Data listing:

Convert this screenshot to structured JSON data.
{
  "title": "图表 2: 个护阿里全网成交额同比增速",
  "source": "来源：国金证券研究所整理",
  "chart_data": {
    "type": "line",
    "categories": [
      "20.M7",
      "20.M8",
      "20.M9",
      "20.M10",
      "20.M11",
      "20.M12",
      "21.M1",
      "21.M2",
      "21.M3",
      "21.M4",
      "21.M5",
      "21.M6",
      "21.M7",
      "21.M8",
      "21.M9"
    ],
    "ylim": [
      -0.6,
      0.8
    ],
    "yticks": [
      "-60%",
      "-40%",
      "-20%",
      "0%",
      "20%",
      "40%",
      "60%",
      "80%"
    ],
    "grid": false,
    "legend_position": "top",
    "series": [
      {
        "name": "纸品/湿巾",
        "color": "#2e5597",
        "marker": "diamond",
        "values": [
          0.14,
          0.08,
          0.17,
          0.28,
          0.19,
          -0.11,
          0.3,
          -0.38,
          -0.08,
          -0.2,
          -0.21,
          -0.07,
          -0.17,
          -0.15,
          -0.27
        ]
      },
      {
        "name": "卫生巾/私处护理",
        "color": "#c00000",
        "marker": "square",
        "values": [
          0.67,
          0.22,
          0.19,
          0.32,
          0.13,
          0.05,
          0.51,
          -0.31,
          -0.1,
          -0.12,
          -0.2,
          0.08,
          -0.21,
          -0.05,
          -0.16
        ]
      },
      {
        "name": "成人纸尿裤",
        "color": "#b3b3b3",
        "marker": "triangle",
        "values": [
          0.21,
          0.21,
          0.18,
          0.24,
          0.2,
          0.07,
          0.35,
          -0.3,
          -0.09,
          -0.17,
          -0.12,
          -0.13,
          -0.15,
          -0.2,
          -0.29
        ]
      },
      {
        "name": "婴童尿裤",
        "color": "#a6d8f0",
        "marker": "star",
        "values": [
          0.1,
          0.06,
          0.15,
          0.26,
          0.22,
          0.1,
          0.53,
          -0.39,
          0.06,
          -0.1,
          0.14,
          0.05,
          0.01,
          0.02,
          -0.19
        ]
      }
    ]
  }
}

What needs to be done:
Repeat the entries shown above, every one, word for word.

Exercise answer:
Convert this screenshot to structured JSON data.
{
  "title": "图表 2: 个护阿里全网成交额同比增速",
  "source": "来源：国金证券研究所整理",
  "chart_data": {
    "type": "line",
    "categories": [
      "20.M7",
      "20.M8",
      "20.M9",
      "20.M10",
      "20.M11",
      "20.M12",
      "21.M1",
      "21.M2",
      "21.M3",
      "21.M4",
      "21.M5",
      "21.M6",
      "21.M7",
      "21.M8",
      "21.M9"
    ],
    "ylim": [
      -0.6,
      0.8
    ],
    "yticks": [
      "-60%",
      "-40%",
      "-20%",
      "0%",
      "20%",
      "40%",
      "60%",
      "80%"
    ],
    "grid": false,
    "legend_position": "top",
    "series": [
      {
        "name": "纸品/湿巾",
        "color": "#2e5597",
        "marker": "diamond",
        "values": [
          0.14,
          0.08,
          0.17,
          0.28,
          0.19,
          -0.11,
          0.3,
          -0.38,
          -0.08,
          -0.2,
          -0.21,
          -0.07,
          -0.17,
          -0.15,
          -0.27
        ]
      },
      {
        "name": "卫生巾/私处护理",
        "color": "#c00000",
        "marker": "square",
        "values": [
          0.67,
          0.22,
          0.19,
          0.32,
          0.13,
          0.05,
          0.51,
          -0.31,
          -0.1,
          -0.12,
          -0.2,
          0.08,
          -0.21,
          -0.05,
          -0.16
        ]
      },
      {
        "name": "成人纸尿裤",
        "color": "#b3b3b3",
        "marker": "triangle",
        "values": [
          0.21,
          0.21,
          0.18,
          0.24,
          0.2,
          0.07,
          0.35,
          -0.3,
          -0.09,
          -0.17,
          -0.12,
          -0.13,
          -0.15,
          -0.2,
          -0.29
        ]
      },
      {
        "name": "婴童尿裤",
        "color": "#a6d8f0",
        "marker": "star",
        "values": [
          0.1,
          0.06,
          0.15,
          0.26,
          0.22,
          0.1,
          0.53,
          -0.39,
          0.06,
          -0.1,
          0.14,
          0.05,
          0.01,
          0.02,
          -0.19
        ]
      }
    ]
  }
}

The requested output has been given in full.